Gather the lines below that include the string "kleinen", copying each in full.

_____

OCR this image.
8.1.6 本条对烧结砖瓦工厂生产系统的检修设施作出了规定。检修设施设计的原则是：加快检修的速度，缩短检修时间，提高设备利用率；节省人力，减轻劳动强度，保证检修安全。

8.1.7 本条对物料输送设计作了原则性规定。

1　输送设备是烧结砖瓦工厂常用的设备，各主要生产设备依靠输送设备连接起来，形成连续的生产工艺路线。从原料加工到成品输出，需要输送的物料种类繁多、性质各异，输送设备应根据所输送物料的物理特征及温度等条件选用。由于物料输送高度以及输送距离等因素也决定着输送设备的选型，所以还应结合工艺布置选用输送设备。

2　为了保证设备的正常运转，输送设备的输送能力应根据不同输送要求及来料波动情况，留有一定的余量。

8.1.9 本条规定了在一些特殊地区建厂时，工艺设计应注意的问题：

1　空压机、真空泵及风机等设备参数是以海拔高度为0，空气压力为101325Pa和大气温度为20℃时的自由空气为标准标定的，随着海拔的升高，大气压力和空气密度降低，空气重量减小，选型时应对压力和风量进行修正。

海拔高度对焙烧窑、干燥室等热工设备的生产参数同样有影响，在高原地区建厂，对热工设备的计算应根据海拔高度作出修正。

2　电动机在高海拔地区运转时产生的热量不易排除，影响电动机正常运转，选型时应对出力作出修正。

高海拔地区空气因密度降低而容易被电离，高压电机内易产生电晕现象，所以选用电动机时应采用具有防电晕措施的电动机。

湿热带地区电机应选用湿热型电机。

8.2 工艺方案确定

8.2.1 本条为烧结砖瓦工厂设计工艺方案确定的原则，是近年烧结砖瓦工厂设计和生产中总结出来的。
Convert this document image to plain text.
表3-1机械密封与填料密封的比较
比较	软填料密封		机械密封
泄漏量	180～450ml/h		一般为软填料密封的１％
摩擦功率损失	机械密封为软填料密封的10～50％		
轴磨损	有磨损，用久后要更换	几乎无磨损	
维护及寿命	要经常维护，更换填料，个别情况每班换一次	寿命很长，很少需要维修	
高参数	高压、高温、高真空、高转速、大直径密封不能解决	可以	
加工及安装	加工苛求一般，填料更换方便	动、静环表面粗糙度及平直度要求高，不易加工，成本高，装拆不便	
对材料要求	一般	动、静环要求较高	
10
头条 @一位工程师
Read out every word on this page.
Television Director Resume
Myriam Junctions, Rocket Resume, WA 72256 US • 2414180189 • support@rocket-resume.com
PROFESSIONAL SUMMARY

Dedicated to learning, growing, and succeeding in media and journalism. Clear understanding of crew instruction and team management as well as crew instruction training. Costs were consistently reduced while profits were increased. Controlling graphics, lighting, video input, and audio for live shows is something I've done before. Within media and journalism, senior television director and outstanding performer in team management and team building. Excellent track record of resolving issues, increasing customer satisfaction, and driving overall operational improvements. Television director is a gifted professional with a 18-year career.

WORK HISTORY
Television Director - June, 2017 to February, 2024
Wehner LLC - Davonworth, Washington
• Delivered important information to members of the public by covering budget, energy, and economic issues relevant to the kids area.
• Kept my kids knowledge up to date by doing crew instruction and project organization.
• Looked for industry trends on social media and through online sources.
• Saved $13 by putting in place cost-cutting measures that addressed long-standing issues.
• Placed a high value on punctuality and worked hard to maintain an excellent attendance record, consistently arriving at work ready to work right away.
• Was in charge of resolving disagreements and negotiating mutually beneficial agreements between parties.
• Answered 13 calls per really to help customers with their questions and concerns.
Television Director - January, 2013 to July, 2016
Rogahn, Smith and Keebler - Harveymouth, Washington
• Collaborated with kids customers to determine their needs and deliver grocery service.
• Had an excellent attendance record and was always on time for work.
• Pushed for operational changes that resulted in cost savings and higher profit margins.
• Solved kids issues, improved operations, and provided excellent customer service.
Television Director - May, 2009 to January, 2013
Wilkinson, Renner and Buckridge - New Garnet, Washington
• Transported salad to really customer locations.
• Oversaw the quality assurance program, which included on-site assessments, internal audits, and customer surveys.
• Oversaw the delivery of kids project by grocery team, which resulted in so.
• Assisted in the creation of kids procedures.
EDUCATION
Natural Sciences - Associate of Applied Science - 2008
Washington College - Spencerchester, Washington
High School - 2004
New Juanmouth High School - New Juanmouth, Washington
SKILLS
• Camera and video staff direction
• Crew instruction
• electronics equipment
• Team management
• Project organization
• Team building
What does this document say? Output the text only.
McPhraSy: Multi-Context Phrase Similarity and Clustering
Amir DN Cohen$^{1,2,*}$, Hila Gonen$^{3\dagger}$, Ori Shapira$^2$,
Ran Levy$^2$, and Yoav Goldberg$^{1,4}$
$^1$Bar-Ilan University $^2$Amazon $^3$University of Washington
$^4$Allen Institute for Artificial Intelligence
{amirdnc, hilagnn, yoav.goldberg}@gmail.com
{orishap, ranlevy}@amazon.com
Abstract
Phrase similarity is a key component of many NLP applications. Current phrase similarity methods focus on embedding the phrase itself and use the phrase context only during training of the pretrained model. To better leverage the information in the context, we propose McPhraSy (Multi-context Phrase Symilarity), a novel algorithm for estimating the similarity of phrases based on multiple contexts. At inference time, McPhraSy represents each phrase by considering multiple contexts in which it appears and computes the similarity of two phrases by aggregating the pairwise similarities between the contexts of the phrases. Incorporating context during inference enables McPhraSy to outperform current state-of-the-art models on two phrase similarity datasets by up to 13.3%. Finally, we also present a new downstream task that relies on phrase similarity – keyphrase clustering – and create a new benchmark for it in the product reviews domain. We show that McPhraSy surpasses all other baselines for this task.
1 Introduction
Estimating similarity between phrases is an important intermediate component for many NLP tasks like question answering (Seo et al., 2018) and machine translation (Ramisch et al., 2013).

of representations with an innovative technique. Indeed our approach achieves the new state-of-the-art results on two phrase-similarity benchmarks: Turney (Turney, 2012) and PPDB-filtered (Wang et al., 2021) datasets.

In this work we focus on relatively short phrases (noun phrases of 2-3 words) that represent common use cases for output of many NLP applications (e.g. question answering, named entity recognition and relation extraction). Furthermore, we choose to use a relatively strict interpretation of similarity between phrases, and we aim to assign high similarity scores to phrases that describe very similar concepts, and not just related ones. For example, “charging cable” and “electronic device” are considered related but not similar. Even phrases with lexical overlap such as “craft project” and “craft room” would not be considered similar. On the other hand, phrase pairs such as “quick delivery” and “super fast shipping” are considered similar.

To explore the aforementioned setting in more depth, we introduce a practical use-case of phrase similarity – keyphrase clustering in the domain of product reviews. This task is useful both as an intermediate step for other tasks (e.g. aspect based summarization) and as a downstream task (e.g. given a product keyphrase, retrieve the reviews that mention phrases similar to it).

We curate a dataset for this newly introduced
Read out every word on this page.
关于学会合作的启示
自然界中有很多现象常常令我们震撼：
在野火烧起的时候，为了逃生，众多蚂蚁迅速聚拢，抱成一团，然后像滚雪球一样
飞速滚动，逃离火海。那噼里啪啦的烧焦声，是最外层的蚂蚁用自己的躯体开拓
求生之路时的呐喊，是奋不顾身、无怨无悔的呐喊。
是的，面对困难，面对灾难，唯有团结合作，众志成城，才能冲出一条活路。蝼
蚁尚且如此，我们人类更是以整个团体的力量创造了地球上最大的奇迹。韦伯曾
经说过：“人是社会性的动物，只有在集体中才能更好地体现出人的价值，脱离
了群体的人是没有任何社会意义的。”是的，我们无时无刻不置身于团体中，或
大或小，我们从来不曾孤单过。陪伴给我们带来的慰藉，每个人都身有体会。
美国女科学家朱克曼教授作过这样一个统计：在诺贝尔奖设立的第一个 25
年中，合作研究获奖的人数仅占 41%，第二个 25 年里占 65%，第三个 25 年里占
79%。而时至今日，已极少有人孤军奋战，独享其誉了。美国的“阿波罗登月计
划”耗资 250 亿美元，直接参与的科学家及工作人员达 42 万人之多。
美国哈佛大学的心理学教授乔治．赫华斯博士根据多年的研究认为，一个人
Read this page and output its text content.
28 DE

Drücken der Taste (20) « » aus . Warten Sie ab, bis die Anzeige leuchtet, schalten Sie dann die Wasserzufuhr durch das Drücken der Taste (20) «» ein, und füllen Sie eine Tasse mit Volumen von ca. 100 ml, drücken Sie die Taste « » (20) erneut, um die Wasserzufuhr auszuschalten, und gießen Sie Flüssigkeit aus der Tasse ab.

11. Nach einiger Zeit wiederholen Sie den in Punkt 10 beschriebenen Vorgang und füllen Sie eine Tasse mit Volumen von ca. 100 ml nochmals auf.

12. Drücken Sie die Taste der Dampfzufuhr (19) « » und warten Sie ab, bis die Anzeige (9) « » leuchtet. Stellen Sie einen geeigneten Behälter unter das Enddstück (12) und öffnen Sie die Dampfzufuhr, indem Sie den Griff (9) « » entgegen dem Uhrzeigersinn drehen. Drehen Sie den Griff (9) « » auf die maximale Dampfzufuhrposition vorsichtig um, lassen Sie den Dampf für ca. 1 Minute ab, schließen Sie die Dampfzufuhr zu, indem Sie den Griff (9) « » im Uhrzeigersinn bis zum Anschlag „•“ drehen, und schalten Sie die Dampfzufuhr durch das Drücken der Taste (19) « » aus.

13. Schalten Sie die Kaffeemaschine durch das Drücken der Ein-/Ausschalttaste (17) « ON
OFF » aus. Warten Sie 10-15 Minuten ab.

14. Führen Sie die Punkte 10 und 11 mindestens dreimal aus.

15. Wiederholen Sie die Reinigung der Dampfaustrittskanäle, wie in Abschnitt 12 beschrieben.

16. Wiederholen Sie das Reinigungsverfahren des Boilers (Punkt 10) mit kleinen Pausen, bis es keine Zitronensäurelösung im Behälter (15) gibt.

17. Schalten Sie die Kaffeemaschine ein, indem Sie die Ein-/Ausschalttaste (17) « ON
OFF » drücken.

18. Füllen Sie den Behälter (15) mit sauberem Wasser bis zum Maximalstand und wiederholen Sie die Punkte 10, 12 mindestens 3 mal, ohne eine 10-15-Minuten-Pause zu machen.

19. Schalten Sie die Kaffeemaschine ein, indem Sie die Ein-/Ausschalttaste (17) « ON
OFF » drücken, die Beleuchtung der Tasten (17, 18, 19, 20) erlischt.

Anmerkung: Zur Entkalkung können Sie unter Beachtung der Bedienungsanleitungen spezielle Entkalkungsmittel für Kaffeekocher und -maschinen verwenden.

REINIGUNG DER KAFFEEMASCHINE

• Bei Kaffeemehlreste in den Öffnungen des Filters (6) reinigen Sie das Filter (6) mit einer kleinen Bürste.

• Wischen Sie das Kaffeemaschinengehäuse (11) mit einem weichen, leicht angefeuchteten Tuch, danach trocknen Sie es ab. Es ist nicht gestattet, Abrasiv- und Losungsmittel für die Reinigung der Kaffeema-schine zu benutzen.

_____

*FINISHED EXERCISE*
16. Wiederholen Sie das Reinigungsverfahren des Boilers (Punkt 10) mit kleinen Pausen, bis es keine Zitronensäurelösung im Behälter (15) gibt.
• Bei Kaffeemehlreste in den Öffnungen des Filters (6) reinigen Sie das Filter (6) mit einer kleinen Bürste.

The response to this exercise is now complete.